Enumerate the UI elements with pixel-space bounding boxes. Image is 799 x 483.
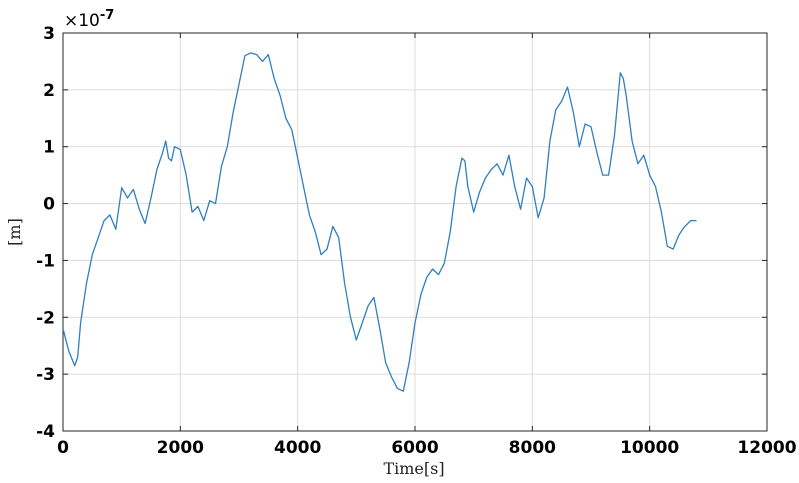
y-tick-label: -2 [36, 308, 55, 328]
series-layer [62, 52, 697, 392]
x-axis-label: Time[s] [383, 459, 444, 478]
y-tick-label: 1 [43, 138, 55, 158]
x-tick-labels: 0 2000 4000 6000 8000 10000 12000 [57, 438, 797, 458]
x-tick-label: 12000 [737, 438, 796, 458]
y-tick-label: -1 [36, 251, 55, 271]
y-tick-label: 2 [43, 81, 55, 101]
y-tick-label: 0 [43, 195, 55, 215]
series-line-0 [62, 52, 697, 392]
y-tick-label: 3 [43, 24, 55, 44]
x-tick-label: 4000 [274, 438, 321, 458]
y-exponent-label: ×10-7 [64, 8, 114, 31]
y-axis-label: [m] [5, 218, 24, 246]
y-exponent-value: -7 [100, 8, 114, 23]
x-tick-label: 0 [57, 438, 69, 458]
x-tick-label: 2000 [157, 438, 204, 458]
grid-lines [62, 32, 768, 432]
y-tick-label: -4 [36, 422, 55, 442]
x-tick-label: 10000 [620, 438, 679, 458]
x-tick-label: 6000 [391, 438, 438, 458]
y-tick-label: -3 [36, 365, 55, 385]
y-exponent-prefix: ×10 [64, 11, 100, 31]
x-tick-label: 8000 [509, 438, 556, 458]
y-tick-labels: -4 -3 -2 -1 0 1 2 3 [36, 24, 55, 442]
axis-ticks [62, 32, 768, 432]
━━━━━━━━━━
Transcribe the data verbatim, from the line containing "y-tick-label: -2 [36, 308, 55, 328]" through the end of the data.

* **TASK SOLUTION**
y-tick-label: -2 [36, 308, 55, 328]
series-layer [62, 52, 697, 392]
x-axis-label: Time[s] [383, 459, 444, 478]
y-tick-label: 1 [43, 138, 55, 158]
x-tick-labels: 0 2000 4000 6000 8000 10000 12000 [57, 438, 797, 458]
x-tick-label: 12000 [737, 438, 796, 458]
y-tick-label: -1 [36, 251, 55, 271]
y-tick-label: 2 [43, 81, 55, 101]
y-tick-label: 0 [43, 195, 55, 215]
series-line-0 [62, 52, 697, 392]
y-tick-label: 3 [43, 24, 55, 44]
x-tick-label: 4000 [274, 438, 321, 458]
y-exponent-label: ×10-7 [64, 8, 114, 31]
y-axis-label: [m] [5, 218, 24, 246]
y-exponent-value: -7 [100, 8, 114, 23]
x-tick-label: 0 [57, 438, 69, 458]
x-tick-label: 2000 [157, 438, 204, 458]
grid-lines [62, 32, 768, 432]
y-tick-label: -4 [36, 422, 55, 442]
x-tick-label: 10000 [620, 438, 679, 458]
x-tick-label: 6000 [391, 438, 438, 458]
y-tick-label: -3 [36, 365, 55, 385]
y-exponent-prefix: ×10 [64, 11, 100, 31]
x-tick-label: 8000 [509, 438, 556, 458]
y-tick-labels: -4 -3 -2 -1 0 1 2 3 [36, 24, 55, 442]
axis-ticks [62, 32, 768, 432]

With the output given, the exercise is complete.